STATED TASK: The required output is a single number: how many lines of the material contain the string "checkin".

RAW DATA:
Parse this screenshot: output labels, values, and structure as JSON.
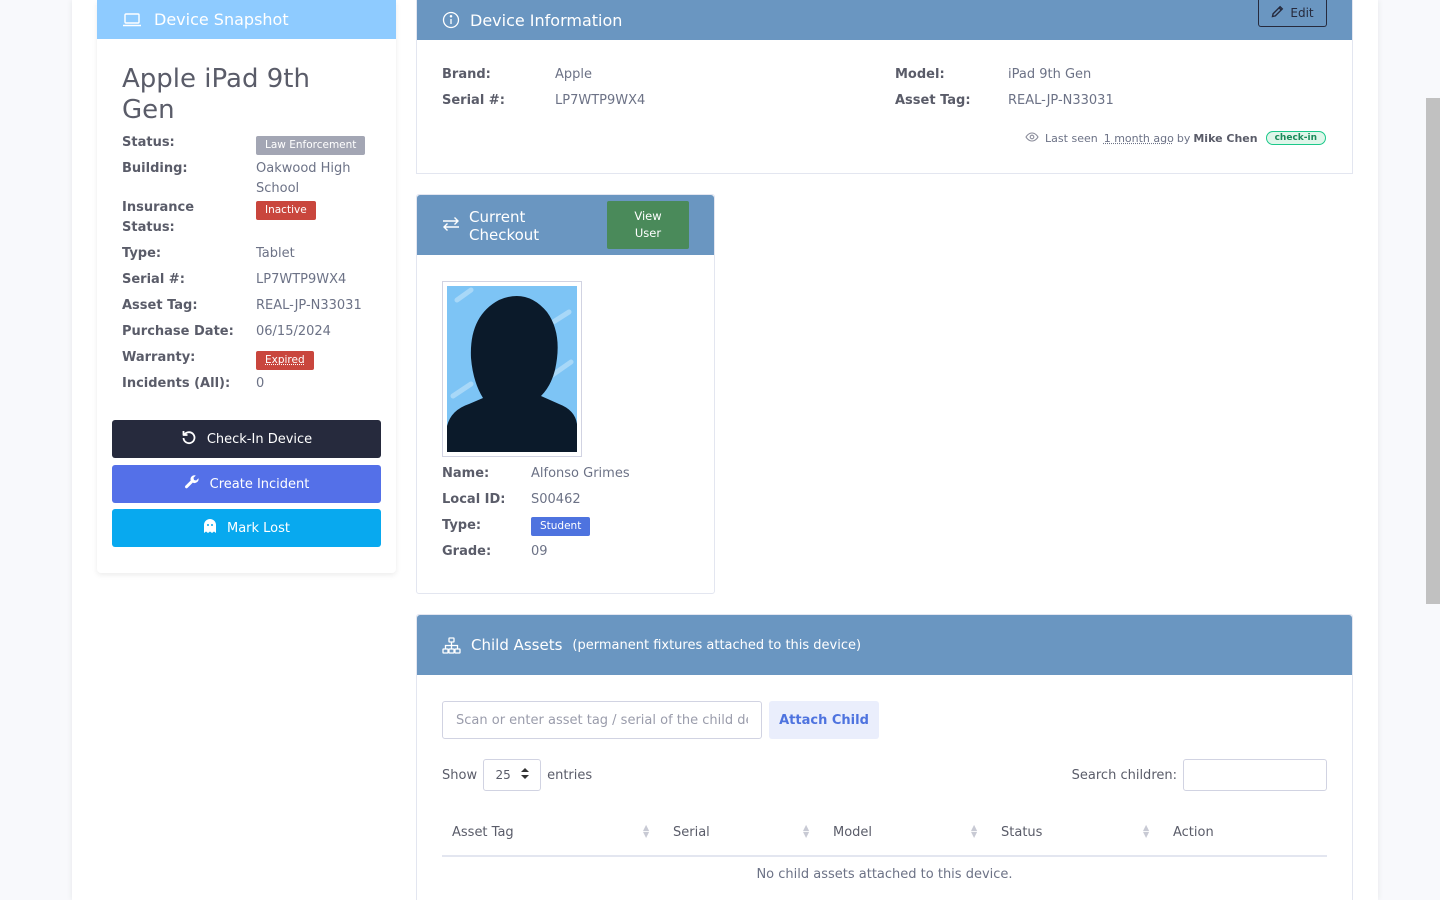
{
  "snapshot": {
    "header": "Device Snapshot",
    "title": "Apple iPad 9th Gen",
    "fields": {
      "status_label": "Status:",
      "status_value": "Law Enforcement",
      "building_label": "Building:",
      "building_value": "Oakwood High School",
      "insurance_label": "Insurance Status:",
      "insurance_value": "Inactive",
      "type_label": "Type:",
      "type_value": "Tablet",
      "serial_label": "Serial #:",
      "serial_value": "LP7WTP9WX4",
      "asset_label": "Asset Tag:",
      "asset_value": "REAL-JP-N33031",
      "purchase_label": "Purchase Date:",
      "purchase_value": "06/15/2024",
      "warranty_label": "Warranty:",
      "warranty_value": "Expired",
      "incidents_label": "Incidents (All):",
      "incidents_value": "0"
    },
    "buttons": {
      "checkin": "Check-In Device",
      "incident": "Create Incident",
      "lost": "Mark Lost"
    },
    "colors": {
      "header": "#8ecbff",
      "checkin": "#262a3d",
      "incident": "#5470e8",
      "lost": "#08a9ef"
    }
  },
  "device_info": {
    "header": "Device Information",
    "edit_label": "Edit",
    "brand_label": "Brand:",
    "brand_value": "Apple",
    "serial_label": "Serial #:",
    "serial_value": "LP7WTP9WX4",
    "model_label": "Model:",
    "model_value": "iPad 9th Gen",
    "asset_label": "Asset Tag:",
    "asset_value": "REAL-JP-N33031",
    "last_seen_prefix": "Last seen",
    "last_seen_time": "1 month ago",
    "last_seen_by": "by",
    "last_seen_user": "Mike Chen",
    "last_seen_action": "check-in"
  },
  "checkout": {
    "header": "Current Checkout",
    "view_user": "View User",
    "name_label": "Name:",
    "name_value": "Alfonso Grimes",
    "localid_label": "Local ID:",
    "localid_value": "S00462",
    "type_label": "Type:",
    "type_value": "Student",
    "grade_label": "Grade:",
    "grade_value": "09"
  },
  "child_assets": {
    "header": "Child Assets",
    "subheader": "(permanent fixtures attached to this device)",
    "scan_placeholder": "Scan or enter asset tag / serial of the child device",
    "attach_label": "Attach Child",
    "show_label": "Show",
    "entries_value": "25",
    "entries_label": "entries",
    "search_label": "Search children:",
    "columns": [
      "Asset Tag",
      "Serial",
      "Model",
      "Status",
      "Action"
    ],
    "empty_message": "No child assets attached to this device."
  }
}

* * *

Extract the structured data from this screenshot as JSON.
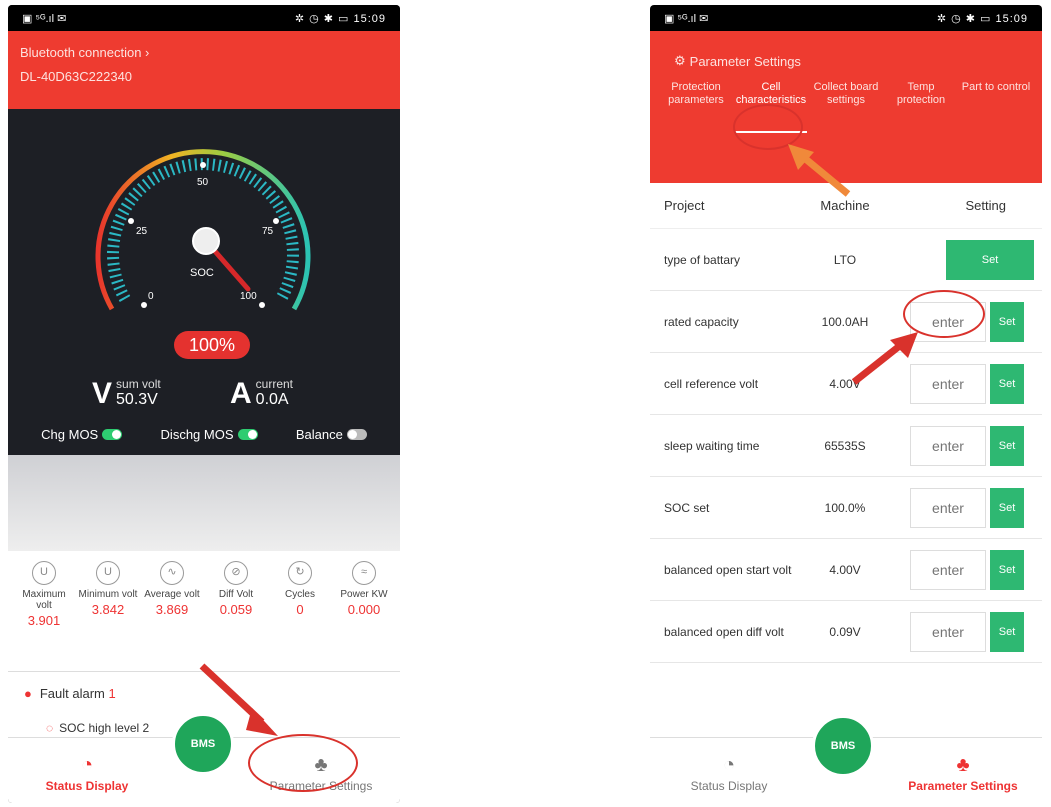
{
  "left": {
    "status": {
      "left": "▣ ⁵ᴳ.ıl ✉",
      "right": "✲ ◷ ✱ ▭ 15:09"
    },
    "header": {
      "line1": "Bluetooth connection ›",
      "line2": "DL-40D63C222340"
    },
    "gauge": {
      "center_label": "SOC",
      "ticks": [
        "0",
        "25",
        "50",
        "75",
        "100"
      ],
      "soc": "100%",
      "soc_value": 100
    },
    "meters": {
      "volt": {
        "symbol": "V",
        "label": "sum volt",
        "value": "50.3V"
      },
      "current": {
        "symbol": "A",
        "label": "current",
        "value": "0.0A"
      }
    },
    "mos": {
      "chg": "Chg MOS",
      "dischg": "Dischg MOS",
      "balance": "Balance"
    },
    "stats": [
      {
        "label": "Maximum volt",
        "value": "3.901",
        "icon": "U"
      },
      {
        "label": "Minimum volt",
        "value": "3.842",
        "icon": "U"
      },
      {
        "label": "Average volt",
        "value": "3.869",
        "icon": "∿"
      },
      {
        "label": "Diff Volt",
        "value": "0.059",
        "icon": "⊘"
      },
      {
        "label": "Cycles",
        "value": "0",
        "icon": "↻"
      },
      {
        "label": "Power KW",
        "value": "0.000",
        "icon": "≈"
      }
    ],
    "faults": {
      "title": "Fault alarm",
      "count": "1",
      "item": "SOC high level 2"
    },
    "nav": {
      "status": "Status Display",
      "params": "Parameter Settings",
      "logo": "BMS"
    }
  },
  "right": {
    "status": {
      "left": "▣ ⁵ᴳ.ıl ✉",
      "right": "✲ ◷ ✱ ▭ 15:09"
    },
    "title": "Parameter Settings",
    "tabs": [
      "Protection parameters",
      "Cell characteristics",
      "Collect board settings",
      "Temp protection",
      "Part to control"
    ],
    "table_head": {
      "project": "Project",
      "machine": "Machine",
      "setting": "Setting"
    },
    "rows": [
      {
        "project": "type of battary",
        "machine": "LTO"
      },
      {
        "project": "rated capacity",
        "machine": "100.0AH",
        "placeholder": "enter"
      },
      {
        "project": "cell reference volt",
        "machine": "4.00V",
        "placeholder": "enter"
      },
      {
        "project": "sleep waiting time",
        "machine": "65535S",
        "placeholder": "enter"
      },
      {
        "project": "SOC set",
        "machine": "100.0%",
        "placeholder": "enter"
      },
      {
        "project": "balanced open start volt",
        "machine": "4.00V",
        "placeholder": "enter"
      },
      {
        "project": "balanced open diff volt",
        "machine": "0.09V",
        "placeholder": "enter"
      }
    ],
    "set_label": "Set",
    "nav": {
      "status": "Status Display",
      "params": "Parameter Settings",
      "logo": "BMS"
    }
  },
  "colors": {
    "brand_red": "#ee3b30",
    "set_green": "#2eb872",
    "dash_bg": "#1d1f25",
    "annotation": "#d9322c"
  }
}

--

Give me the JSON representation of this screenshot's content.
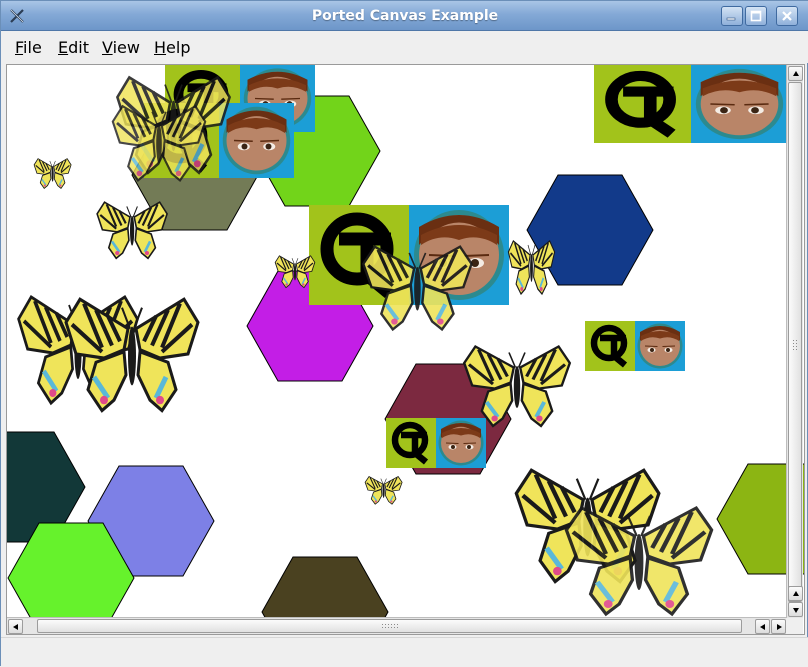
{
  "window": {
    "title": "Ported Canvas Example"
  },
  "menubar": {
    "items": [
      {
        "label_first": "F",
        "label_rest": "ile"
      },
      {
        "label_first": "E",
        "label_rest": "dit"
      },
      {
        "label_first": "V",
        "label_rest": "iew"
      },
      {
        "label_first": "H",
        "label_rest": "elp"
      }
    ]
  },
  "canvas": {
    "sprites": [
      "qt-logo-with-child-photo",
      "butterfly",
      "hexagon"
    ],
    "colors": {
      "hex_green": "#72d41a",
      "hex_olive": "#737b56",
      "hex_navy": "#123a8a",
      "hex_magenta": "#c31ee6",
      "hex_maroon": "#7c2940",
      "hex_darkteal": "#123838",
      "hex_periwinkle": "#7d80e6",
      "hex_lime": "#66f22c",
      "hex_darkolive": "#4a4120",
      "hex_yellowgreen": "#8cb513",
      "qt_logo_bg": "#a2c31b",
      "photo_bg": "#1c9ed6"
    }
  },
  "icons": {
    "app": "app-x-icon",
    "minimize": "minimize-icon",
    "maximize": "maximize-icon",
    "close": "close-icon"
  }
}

CORRECT RESULT: 2